** Start **
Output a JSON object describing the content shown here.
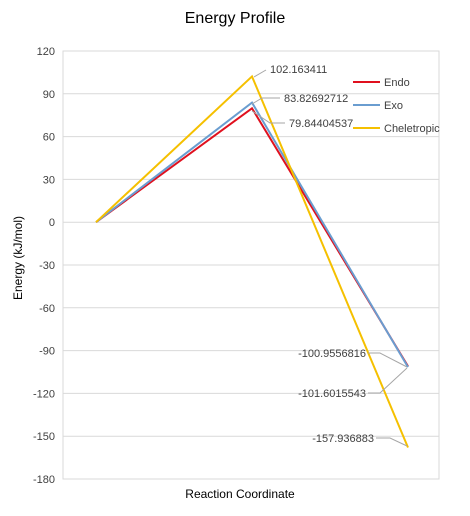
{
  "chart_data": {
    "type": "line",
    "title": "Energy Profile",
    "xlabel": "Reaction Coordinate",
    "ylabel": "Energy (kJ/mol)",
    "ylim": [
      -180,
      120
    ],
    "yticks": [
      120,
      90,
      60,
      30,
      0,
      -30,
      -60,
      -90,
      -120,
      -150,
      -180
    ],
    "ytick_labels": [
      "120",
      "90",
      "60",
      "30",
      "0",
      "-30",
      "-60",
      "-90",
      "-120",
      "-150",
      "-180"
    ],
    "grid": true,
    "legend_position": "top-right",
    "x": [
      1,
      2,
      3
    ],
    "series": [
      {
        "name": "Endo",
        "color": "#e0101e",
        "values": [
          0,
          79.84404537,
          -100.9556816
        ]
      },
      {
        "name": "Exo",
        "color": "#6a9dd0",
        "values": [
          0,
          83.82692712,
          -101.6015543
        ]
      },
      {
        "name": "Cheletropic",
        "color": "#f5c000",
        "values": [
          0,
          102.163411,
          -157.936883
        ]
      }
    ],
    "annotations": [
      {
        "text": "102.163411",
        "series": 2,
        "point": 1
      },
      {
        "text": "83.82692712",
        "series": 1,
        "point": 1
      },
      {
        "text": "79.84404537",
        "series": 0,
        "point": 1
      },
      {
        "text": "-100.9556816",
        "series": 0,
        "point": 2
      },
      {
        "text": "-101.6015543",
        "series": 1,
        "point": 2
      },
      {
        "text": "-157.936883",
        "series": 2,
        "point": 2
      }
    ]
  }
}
** End **
Work required - Output all of the records exactly as they appear above, but not the pictures.

The result -
Output a JSON object describing the content shown here.
{
  "chart_data": {
    "type": "line",
    "title": "Energy Profile",
    "xlabel": "Reaction Coordinate",
    "ylabel": "Energy (kJ/mol)",
    "ylim": [
      -180,
      120
    ],
    "yticks": [
      120,
      90,
      60,
      30,
      0,
      -30,
      -60,
      -90,
      -120,
      -150,
      -180
    ],
    "ytick_labels": [
      "120",
      "90",
      "60",
      "30",
      "0",
      "-30",
      "-60",
      "-90",
      "-120",
      "-150",
      "-180"
    ],
    "grid": true,
    "legend_position": "top-right",
    "x": [
      1,
      2,
      3
    ],
    "series": [
      {
        "name": "Endo",
        "color": "#e0101e",
        "values": [
          0,
          79.84404537,
          -100.9556816
        ]
      },
      {
        "name": "Exo",
        "color": "#6a9dd0",
        "values": [
          0,
          83.82692712,
          -101.6015543
        ]
      },
      {
        "name": "Cheletropic",
        "color": "#f5c000",
        "values": [
          0,
          102.163411,
          -157.936883
        ]
      }
    ],
    "annotations": [
      {
        "text": "102.163411",
        "series": 2,
        "point": 1
      },
      {
        "text": "83.82692712",
        "series": 1,
        "point": 1
      },
      {
        "text": "79.84404537",
        "series": 0,
        "point": 1
      },
      {
        "text": "-100.9556816",
        "series": 0,
        "point": 2
      },
      {
        "text": "-101.6015543",
        "series": 1,
        "point": 2
      },
      {
        "text": "-157.936883",
        "series": 2,
        "point": 2
      }
    ]
  }
}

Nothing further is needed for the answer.